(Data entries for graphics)
** begin **

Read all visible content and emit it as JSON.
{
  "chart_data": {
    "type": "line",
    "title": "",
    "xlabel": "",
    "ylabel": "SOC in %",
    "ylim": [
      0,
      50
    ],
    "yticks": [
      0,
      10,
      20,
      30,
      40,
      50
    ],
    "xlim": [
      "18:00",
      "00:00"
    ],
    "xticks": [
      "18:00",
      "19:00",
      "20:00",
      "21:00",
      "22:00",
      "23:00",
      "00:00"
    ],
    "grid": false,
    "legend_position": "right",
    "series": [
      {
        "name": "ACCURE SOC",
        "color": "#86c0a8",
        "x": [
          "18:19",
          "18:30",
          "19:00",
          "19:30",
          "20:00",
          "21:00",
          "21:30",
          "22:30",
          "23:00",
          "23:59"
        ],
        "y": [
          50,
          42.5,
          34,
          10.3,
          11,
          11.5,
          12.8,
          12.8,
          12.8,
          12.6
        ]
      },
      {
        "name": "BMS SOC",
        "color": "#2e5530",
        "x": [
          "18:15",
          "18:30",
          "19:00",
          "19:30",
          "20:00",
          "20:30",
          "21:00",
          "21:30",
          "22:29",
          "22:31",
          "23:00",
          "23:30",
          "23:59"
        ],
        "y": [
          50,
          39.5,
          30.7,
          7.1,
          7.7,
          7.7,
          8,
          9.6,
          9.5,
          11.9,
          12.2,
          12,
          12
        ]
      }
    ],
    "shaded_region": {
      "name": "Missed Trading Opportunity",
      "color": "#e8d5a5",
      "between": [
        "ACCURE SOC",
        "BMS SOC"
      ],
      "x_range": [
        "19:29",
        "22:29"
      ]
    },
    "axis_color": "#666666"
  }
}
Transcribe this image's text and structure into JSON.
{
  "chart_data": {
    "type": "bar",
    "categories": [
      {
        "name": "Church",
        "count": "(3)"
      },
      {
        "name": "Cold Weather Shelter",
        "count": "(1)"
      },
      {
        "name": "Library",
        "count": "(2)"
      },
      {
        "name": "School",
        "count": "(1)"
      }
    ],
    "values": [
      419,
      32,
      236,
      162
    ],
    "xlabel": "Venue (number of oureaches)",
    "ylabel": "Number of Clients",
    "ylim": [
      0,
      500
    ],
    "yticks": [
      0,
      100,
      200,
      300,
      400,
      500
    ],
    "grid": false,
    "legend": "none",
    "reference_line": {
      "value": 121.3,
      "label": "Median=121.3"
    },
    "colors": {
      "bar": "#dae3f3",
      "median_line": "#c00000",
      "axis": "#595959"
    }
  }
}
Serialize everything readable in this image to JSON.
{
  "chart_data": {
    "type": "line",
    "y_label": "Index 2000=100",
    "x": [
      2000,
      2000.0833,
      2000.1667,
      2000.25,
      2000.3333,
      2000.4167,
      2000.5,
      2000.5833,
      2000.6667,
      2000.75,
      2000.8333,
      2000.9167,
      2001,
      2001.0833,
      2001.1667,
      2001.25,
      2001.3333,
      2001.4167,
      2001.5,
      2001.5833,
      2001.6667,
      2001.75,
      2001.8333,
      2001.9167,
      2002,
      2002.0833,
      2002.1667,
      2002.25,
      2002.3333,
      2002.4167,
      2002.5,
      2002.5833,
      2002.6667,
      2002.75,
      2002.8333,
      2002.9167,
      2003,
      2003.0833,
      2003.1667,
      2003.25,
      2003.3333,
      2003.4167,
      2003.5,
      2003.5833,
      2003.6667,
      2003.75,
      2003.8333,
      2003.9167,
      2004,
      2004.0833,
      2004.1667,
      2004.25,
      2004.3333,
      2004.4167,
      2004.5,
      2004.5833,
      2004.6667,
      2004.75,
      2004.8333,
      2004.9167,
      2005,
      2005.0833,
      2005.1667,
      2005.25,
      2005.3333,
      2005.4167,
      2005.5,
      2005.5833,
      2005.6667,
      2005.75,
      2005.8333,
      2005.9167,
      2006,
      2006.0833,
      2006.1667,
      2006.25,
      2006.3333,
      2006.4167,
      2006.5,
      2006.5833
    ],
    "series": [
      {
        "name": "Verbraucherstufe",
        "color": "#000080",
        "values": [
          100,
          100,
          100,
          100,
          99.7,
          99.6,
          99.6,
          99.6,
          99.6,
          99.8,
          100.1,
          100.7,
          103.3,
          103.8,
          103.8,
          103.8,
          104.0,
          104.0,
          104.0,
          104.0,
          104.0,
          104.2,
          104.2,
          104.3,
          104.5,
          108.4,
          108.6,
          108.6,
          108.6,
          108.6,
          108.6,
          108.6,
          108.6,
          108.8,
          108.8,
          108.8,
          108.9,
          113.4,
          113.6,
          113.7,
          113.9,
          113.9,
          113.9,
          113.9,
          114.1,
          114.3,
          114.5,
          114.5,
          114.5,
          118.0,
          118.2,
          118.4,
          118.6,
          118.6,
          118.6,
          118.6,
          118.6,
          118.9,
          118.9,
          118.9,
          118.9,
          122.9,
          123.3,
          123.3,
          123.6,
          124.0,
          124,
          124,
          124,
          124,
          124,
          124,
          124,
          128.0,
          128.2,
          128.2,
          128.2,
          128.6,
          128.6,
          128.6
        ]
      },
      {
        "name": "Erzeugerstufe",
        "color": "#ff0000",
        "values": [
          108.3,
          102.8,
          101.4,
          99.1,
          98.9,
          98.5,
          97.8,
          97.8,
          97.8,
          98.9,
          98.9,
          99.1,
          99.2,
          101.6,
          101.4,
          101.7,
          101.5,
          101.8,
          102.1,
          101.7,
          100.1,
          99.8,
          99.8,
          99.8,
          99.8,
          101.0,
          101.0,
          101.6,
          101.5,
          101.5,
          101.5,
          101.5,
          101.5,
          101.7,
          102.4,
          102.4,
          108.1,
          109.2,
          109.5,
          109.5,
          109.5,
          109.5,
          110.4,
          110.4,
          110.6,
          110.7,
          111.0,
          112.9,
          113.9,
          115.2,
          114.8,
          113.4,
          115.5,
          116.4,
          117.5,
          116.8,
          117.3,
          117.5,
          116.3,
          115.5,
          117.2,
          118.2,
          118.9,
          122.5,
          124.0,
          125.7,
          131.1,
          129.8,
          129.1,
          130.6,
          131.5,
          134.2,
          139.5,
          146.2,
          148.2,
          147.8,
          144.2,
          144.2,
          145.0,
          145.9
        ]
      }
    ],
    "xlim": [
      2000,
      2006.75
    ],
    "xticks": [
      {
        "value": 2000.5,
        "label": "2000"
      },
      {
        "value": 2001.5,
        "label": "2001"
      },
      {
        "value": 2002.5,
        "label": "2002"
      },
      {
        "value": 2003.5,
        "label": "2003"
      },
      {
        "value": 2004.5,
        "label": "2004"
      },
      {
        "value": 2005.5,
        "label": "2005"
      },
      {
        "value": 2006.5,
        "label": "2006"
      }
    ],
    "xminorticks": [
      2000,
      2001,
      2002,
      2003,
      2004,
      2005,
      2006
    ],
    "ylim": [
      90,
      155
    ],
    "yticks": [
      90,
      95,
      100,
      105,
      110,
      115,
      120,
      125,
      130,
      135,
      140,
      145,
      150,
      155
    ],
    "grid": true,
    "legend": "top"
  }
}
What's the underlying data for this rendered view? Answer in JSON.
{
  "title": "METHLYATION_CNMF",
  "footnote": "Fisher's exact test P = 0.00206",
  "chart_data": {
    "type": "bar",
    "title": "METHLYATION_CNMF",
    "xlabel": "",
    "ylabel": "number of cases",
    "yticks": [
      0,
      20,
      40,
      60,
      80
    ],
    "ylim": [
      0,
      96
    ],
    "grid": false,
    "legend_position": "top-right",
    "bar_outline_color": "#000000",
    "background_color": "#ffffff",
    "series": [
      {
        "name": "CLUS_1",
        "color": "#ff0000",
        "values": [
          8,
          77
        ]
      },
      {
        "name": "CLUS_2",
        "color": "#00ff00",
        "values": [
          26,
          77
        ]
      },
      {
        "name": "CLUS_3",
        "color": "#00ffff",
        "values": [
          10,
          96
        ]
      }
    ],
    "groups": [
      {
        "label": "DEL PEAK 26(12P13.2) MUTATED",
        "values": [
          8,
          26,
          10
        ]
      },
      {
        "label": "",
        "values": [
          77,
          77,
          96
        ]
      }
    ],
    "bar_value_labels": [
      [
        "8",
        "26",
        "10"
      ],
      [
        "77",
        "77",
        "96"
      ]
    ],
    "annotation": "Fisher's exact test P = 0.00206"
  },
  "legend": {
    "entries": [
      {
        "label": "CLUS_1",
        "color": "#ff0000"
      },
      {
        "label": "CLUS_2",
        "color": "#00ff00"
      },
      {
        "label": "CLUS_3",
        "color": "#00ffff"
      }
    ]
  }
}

** end **

EXERCISE DESCRIPTION: Looking at the records above, say how many lines hold the string "image". Write nothing but the number.

CORRECT RESPONSE: 2